» SET TASK
Read the lines below. Copy out any that hold the string "bidang".

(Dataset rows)
=======
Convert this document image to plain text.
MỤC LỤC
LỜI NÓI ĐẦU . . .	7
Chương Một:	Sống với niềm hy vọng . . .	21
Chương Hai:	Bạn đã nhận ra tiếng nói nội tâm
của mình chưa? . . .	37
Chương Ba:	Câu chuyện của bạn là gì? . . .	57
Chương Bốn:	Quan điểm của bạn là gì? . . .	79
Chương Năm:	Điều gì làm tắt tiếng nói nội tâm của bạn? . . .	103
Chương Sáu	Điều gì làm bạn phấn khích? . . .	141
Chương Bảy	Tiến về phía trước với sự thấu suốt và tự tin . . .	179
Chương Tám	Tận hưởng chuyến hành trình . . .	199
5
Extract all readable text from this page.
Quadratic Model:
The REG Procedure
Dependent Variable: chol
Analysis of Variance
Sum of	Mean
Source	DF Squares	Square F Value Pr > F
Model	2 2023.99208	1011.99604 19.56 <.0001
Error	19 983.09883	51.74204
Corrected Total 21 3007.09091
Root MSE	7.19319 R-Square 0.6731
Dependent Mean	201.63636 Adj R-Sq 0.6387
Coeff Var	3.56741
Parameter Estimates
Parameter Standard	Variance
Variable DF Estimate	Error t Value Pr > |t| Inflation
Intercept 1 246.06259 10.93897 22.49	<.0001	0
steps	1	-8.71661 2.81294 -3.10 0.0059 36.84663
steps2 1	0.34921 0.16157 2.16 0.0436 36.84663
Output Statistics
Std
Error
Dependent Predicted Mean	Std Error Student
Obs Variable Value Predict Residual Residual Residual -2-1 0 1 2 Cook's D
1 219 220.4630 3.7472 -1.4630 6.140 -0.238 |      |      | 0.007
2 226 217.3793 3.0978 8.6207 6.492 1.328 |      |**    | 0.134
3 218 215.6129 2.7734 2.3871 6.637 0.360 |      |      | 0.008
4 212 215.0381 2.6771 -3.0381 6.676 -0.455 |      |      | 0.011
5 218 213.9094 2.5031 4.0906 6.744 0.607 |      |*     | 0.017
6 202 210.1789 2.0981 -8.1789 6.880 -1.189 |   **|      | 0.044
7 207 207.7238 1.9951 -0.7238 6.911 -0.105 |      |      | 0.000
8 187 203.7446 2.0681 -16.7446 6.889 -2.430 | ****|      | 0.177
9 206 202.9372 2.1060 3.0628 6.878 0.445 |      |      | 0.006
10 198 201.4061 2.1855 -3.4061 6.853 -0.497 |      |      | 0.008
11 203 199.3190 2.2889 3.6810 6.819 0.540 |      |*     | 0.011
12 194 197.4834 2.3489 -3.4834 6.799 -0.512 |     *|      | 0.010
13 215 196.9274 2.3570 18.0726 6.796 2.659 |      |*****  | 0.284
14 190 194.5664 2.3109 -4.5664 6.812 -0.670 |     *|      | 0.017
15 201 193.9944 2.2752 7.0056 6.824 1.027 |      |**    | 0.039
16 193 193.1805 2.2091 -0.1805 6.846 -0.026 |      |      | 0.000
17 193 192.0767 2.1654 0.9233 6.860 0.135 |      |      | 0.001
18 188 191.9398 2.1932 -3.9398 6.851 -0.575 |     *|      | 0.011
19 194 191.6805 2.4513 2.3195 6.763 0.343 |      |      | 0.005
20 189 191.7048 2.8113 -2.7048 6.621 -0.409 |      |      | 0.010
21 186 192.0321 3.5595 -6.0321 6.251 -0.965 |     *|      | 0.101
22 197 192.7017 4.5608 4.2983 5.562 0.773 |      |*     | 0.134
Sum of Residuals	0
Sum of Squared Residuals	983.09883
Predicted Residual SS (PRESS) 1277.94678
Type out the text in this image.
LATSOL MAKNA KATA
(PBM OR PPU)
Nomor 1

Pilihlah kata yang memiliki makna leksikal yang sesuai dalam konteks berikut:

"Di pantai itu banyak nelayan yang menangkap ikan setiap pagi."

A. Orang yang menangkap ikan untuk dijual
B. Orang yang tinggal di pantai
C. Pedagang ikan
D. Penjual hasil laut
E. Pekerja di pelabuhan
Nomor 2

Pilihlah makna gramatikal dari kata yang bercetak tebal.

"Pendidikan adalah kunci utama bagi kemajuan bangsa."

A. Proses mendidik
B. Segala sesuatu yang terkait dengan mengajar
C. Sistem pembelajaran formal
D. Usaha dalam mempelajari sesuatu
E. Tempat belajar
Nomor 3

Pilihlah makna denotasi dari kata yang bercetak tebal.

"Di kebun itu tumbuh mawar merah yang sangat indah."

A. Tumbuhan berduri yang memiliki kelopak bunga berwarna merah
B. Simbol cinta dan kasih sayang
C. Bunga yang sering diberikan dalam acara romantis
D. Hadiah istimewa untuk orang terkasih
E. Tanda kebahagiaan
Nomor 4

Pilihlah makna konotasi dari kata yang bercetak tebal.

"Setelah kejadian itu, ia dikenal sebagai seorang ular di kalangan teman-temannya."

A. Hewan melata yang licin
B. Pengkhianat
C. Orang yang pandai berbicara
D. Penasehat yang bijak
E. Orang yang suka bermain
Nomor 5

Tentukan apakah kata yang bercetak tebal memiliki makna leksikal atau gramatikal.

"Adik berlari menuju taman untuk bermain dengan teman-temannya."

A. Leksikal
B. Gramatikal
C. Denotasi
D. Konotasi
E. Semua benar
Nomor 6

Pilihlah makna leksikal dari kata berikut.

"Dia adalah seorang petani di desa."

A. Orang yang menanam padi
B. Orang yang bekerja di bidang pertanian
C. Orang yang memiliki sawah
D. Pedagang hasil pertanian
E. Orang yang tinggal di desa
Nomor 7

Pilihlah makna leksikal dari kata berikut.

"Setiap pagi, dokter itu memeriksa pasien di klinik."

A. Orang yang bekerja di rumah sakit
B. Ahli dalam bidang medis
=======
» OUTPUT
B. Orang yang bekerja di bidang pertanian
B. Ahli dalam bidang medis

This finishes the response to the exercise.